=== The records ===

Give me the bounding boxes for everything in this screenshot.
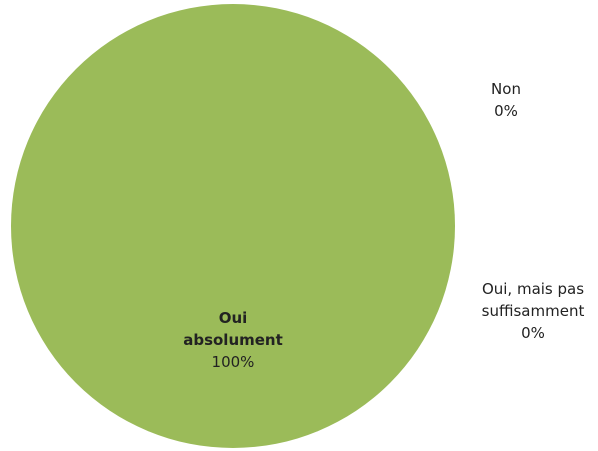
category-label: Oui absolument — [183, 309, 283, 349]
data-label: Oui absolument 100% — [173, 307, 293, 373]
pie-slice — [11, 4, 455, 448]
category-label: Oui, mais pas suffisamment — [481, 280, 585, 320]
data-label: Non 0% — [491, 78, 521, 122]
category-label: Non — [491, 80, 521, 98]
data-label: Oui, mais pas suffisamment 0% — [463, 278, 598, 344]
value-label: 100% — [211, 353, 255, 371]
value-label: 0% — [494, 102, 518, 120]
value-label: 0% — [521, 324, 545, 342]
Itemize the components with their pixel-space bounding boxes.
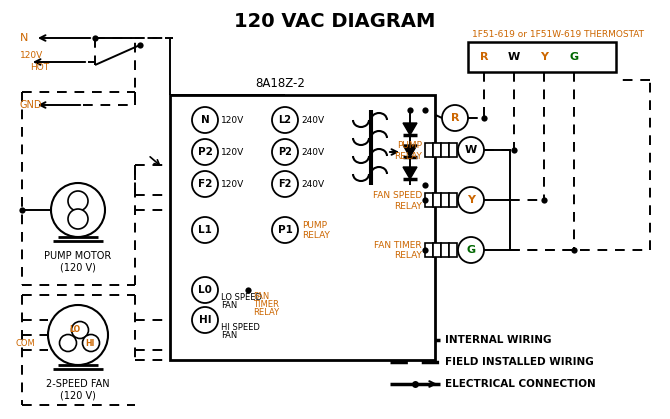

===

Reproduce all of the data above word for word, leaving out the pictures.

→ Task result:
Give me the bounding boxes for everything in this screenshot.
category-label: Oui absolument — [183, 309, 283, 349]
data-label: Oui absolument 100% — [173, 307, 293, 373]
pie-slice — [11, 4, 455, 448]
category-label: Oui, mais pas suffisamment — [481, 280, 585, 320]
data-label: Non 0% — [491, 78, 521, 122]
category-label: Non — [491, 80, 521, 98]
data-label: Oui, mais pas suffisamment 0% — [463, 278, 598, 344]
value-label: 100% — [211, 353, 255, 371]
value-label: 0% — [494, 102, 518, 120]
value-label: 0% — [521, 324, 545, 342]
Itemize the components with their pixel-space bounding boxes.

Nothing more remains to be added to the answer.